What the task asks:
Search the material for the word "Temperature" and report each line where it turns up.

Input data:
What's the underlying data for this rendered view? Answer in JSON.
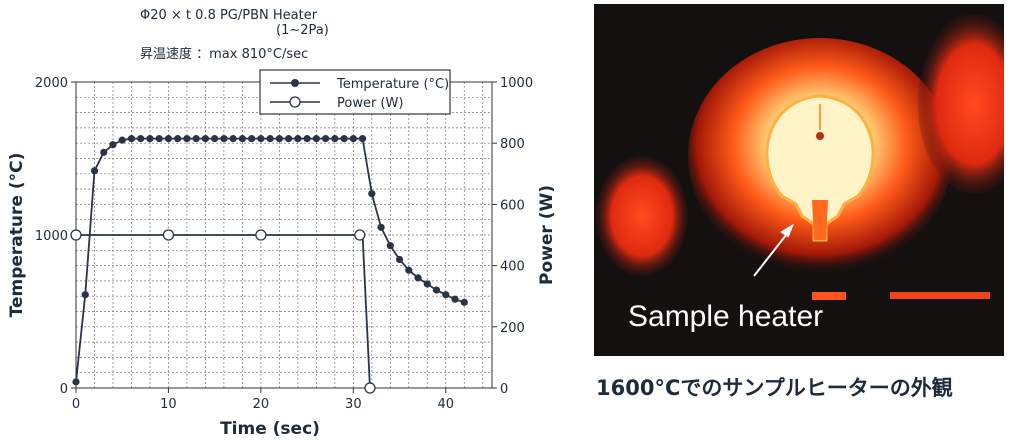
{
  "header": {
    "spec_line": "Φ20 × t 0.8     PG/PBN Heater",
    "pressure_line": "(1∼2Pa)",
    "rate_line": "昇温速度 ：max 810°C/sec"
  },
  "photo": {
    "label": "Sample heater",
    "caption": "1600°Cでのサンプルヒーターの外観"
  },
  "colors": {
    "ink": "#1e2b3c",
    "glow_core": "#fff6d0",
    "glow_outer": "#ff3a10",
    "background_photo": "#151010"
  },
  "chart_data": {
    "type": "line",
    "xlabel": "Time (sec)",
    "ylabel": "Temperature (°C)",
    "y2label": "Power (W)",
    "xlim": [
      0,
      45
    ],
    "ylim": [
      0,
      2000
    ],
    "y2lim": [
      0,
      1000
    ],
    "xticks": [
      "0",
      "10",
      "20",
      "30",
      "40"
    ],
    "yticks": [
      "0",
      "1000",
      "2000"
    ],
    "y2ticks": [
      "0",
      "200",
      "400",
      "600",
      "800",
      "1000"
    ],
    "grid": true,
    "legend_position": "top-right",
    "series": [
      {
        "name": "Temperature (°C)",
        "axis": "left",
        "marker": "filled-circle",
        "x": [
          0,
          1,
          2,
          3,
          4,
          5,
          6,
          7,
          8,
          9,
          10,
          11,
          12,
          13,
          14,
          15,
          16,
          17,
          18,
          19,
          20,
          21,
          22,
          23,
          24,
          25,
          26,
          27,
          28,
          29,
          30,
          31,
          32,
          33,
          34,
          35,
          36,
          37,
          38,
          39,
          40,
          41,
          42
        ],
        "y": [
          40,
          610,
          1420,
          1540,
          1590,
          1620,
          1630,
          1630,
          1630,
          1630,
          1630,
          1630,
          1630,
          1630,
          1630,
          1630,
          1630,
          1630,
          1630,
          1630,
          1630,
          1630,
          1630,
          1630,
          1630,
          1630,
          1630,
          1630,
          1630,
          1630,
          1630,
          1630,
          1270,
          1050,
          930,
          840,
          770,
          720,
          680,
          640,
          610,
          580,
          560
        ]
      },
      {
        "name": "Power (W)",
        "axis": "right",
        "marker": "open-circle",
        "x": [
          0,
          10,
          20,
          30,
          31,
          31.8
        ],
        "y": [
          500,
          500,
          500,
          500,
          500,
          0
        ],
        "marker_x": [
          0,
          10,
          20,
          30.7,
          31.8
        ]
      }
    ]
  }
}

Exercise result:
    "ylabel": "Temperature (°C)",
        "name": "Temperature (°C)",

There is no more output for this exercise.